Entries:
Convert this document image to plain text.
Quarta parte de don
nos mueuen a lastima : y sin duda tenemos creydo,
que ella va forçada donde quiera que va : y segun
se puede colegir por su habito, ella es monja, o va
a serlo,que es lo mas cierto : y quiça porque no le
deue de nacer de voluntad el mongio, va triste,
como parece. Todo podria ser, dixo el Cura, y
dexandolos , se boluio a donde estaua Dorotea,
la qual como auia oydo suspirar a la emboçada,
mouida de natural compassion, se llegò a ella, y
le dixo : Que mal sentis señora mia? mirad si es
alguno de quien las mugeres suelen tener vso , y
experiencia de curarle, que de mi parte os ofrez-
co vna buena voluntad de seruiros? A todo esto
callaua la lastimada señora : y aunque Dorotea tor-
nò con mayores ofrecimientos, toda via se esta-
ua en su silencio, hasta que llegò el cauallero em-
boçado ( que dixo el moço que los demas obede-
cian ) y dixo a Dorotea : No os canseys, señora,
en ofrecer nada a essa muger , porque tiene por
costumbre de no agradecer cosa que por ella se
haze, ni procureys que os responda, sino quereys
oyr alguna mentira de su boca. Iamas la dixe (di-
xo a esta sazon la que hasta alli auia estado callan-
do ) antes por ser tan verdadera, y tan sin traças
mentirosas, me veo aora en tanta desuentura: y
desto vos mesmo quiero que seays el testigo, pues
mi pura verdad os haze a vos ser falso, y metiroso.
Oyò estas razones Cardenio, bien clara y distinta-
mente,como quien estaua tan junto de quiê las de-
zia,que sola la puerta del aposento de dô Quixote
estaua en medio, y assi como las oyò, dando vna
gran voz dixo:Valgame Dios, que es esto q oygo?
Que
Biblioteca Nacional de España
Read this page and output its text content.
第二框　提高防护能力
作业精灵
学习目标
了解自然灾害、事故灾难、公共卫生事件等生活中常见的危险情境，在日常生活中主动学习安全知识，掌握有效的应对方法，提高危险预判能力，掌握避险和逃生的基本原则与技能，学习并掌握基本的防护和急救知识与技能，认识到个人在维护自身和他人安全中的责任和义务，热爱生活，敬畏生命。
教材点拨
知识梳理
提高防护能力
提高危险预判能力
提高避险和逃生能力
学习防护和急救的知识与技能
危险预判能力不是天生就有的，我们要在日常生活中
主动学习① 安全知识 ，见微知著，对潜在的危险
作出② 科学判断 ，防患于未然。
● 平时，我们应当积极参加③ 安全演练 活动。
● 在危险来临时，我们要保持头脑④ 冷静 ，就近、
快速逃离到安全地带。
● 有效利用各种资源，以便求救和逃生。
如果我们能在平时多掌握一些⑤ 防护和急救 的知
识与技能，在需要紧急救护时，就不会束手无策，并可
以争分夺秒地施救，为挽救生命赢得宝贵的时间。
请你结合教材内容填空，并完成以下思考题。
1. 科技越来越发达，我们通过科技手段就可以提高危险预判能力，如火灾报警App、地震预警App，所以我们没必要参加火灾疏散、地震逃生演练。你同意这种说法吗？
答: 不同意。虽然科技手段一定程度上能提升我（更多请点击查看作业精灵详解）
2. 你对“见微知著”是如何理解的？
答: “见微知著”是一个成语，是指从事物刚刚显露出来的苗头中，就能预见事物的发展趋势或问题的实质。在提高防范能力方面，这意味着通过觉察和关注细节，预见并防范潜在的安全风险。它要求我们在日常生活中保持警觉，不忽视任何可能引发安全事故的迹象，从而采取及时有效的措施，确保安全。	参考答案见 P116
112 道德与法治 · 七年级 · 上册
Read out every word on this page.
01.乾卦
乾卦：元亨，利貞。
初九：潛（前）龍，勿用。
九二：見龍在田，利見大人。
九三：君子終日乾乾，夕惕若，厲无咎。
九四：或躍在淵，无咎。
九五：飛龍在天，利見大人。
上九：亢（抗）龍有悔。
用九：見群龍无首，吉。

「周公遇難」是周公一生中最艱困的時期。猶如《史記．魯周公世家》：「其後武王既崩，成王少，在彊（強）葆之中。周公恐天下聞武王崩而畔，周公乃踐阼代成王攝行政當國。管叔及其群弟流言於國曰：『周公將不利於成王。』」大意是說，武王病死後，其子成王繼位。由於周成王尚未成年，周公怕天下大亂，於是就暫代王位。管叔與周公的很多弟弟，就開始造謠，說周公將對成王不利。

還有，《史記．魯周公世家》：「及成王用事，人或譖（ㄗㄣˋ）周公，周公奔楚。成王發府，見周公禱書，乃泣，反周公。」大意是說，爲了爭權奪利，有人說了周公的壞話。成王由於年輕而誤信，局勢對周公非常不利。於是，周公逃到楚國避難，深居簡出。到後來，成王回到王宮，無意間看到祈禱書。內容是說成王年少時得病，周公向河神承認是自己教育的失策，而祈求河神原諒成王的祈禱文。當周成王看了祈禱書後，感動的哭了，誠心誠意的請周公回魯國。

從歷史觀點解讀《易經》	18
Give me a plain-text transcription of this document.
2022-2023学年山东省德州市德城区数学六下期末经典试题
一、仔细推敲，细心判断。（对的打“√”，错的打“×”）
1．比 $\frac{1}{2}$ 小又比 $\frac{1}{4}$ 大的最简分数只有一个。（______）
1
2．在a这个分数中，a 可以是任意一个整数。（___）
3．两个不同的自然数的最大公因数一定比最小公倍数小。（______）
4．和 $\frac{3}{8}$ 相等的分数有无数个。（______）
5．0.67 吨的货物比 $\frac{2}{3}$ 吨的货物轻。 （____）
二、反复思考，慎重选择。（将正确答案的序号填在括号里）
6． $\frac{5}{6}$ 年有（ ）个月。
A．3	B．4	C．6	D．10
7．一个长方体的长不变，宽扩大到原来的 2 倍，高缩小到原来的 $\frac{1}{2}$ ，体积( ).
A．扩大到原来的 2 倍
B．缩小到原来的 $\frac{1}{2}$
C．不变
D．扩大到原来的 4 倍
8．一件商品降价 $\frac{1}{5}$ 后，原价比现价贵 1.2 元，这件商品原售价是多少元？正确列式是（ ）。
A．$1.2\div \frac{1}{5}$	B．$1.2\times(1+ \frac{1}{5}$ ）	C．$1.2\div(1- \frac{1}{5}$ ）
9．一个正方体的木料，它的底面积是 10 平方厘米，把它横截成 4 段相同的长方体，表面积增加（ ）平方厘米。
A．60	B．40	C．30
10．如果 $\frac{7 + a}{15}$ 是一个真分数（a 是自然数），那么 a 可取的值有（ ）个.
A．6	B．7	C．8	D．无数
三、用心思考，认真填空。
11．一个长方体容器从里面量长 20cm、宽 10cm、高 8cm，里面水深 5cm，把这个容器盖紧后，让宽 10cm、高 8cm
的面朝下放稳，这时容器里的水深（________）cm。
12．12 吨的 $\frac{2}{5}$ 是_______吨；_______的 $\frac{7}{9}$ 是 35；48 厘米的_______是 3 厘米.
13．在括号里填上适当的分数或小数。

The problem:
Copy all the entries verbatim.

Exercise output:
Convert this document image to plain text.
Quarta parte de don
nos mueuen a lastima : y sin duda tenemos creydo,
que ella va forçada donde quiera que va : y segun
se puede colegir por su habito, ella es monja, o va
a serlo,que es lo mas cierto : y quiça porque no le
deue de nacer de voluntad el mongio, va triste,
como parece. Todo podria ser, dixo el Cura, y
dexandolos , se boluio a donde estaua Dorotea,
la qual como auia oydo suspirar a la emboçada,
mouida de natural compassion, se llegò a ella, y
le dixo : Que mal sentis señora mia? mirad si es
alguno de quien las mugeres suelen tener vso , y
experiencia de curarle, que de mi parte os ofrez-
co vna buena voluntad de seruiros? A todo esto
callaua la lastimada señora : y aunque Dorotea tor-
nò con mayores ofrecimientos, toda via se esta-
ua en su silencio, hasta que llegò el cauallero em-
boçado ( que dixo el moço que los demas obede-
cian ) y dixo a Dorotea : No os canseys, señora,
en ofrecer nada a essa muger , porque tiene por
costumbre de no agradecer cosa que por ella se
haze, ni procureys que os responda, sino quereys
oyr alguna mentira de su boca. Iamas la dixe (di-
xo a esta sazon la que hasta alli auia estado callan-
do ) antes por ser tan verdadera, y tan sin traças
mentirosas, me veo aora en tanta desuentura: y
desto vos mesmo quiero que seays el testigo, pues
mi pura verdad os haze a vos ser falso, y metiroso.
Oyò estas razones Cardenio, bien clara y distinta-
mente,como quien estaua tan junto de quiê las de-
zia,que sola la puerta del aposento de dô Quixote
estaua en medio, y assi como las oyò, dando vna
gran voz dixo:Valgame Dios, que es esto q oygo?
Que
Biblioteca Nacional de España
Read this page and output its text content.
第二框　提高防护能力
作业精灵
学习目标
了解自然灾害、事故灾难、公共卫生事件等生活中常见的危险情境，在日常生活中主动学习安全知识，掌握有效的应对方法，提高危险预判能力，掌握避险和逃生的基本原则与技能，学习并掌握基本的防护和急救知识与技能，认识到个人在维护自身和他人安全中的责任和义务，热爱生活，敬畏生命。
教材点拨
知识梳理
提高防护能力
提高危险预判能力
提高避险和逃生能力
学习防护和急救的知识与技能
危险预判能力不是天生就有的，我们要在日常生活中
主动学习① 安全知识 ，见微知著，对潜在的危险
作出② 科学判断 ，防患于未然。
● 平时，我们应当积极参加③ 安全演练 活动。
● 在危险来临时，我们要保持头脑④ 冷静 ，就近、
快速逃离到安全地带。
● 有效利用各种资源，以便求救和逃生。
如果我们能在平时多掌握一些⑤ 防护和急救 的知
识与技能，在需要紧急救护时，就不会束手无策，并可
以争分夺秒地施救，为挽救生命赢得宝贵的时间。
请你结合教材内容填空，并完成以下思考题。
1. 科技越来越发达，我们通过科技手段就可以提高危险预判能力，如火灾报警App、地震预警App，所以我们没必要参加火灾疏散、地震逃生演练。你同意这种说法吗？
答: 不同意。虽然科技手段一定程度上能提升我（更多请点击查看作业精灵详解）
2. 你对“见微知著”是如何理解的？
答: “见微知著”是一个成语，是指从事物刚刚显露出来的苗头中，就能预见事物的发展趋势或问题的实质。在提高防范能力方面，这意味着通过觉察和关注细节，预见并防范潜在的安全风险。它要求我们在日常生活中保持警觉，不忽视任何可能引发安全事故的迹象，从而采取及时有效的措施，确保安全。	参考答案见 P116
112 道德与法治 · 七年级 · 上册
Read out every word on this page.
01.乾卦
乾卦：元亨，利貞。
初九：潛（前）龍，勿用。
九二：見龍在田，利見大人。
九三：君子終日乾乾，夕惕若，厲无咎。
九四：或躍在淵，无咎。
九五：飛龍在天，利見大人。
上九：亢（抗）龍有悔。
用九：見群龍无首，吉。

「周公遇難」是周公一生中最艱困的時期。猶如《史記．魯周公世家》：「其後武王既崩，成王少，在彊（強）葆之中。周公恐天下聞武王崩而畔，周公乃踐阼代成王攝行政當國。管叔及其群弟流言於國曰：『周公將不利於成王。』」大意是說，武王病死後，其子成王繼位。由於周成王尚未成年，周公怕天下大亂，於是就暫代王位。管叔與周公的很多弟弟，就開始造謠，說周公將對成王不利。

還有，《史記．魯周公世家》：「及成王用事，人或譖（ㄗㄣˋ）周公，周公奔楚。成王發府，見周公禱書，乃泣，反周公。」大意是說，爲了爭權奪利，有人說了周公的壞話。成王由於年輕而誤信，局勢對周公非常不利。於是，周公逃到楚國避難，深居簡出。到後來，成王回到王宮，無意間看到祈禱書。內容是說成王年少時得病，周公向河神承認是自己教育的失策，而祈求河神原諒成王的祈禱文。當周成王看了祈禱書後，感動的哭了，誠心誠意的請周公回魯國。

從歷史觀點解讀《易經》	18
Give me a plain-text transcription of this document.
2022-2023学年山东省德州市德城区数学六下期末经典试题
一、仔细推敲，细心判断。（对的打“√”，错的打“×”）
1．比 $\frac{1}{2}$ 小又比 $\frac{1}{4}$ 大的最简分数只有一个。（______）
1
2．在a这个分数中，a 可以是任意一个整数。（___）
3．两个不同的自然数的最大公因数一定比最小公倍数小。（______）
4．和 $\frac{3}{8}$ 相等的分数有无数个。（______）
5．0.67 吨的货物比 $\frac{2}{3}$ 吨的货物轻。 （____）
二、反复思考，慎重选择。（将正确答案的序号填在括号里）
6． $\frac{5}{6}$ 年有（ ）个月。
A．3	B．4	C．6	D．10
7．一个长方体的长不变，宽扩大到原来的 2 倍，高缩小到原来的 $\frac{1}{2}$ ，体积( ).
A．扩大到原来的 2 倍
B．缩小到原来的 $\frac{1}{2}$
C．不变
D．扩大到原来的 4 倍
8．一件商品降价 $\frac{1}{5}$ 后，原价比现价贵 1.2 元，这件商品原售价是多少元？正确列式是（ ）。
A．$1.2\div \frac{1}{5}$	B．$1.2\times(1+ \frac{1}{5}$ ）	C．$1.2\div(1- \frac{1}{5}$ ）
9．一个正方体的木料，它的底面积是 10 平方厘米，把它横截成 4 段相同的长方体，表面积增加（ ）平方厘米。
A．60	B．40	C．30
10．如果 $\frac{7 + a}{15}$ 是一个真分数（a 是自然数），那么 a 可取的值有（ ）个.
A．6	B．7	C．8	D．无数
三、用心思考，认真填空。
11．一个长方体容器从里面量长 20cm、宽 10cm、高 8cm，里面水深 5cm，把这个容器盖紧后，让宽 10cm、高 8cm
的面朝下放稳，这时容器里的水深（________）cm。
12．12 吨的 $\frac{2}{5}$ 是_______吨；_______的 $\frac{7}{9}$ 是 35；48 厘米的_______是 3 厘米.
13．在括号里填上适当的分数或小数。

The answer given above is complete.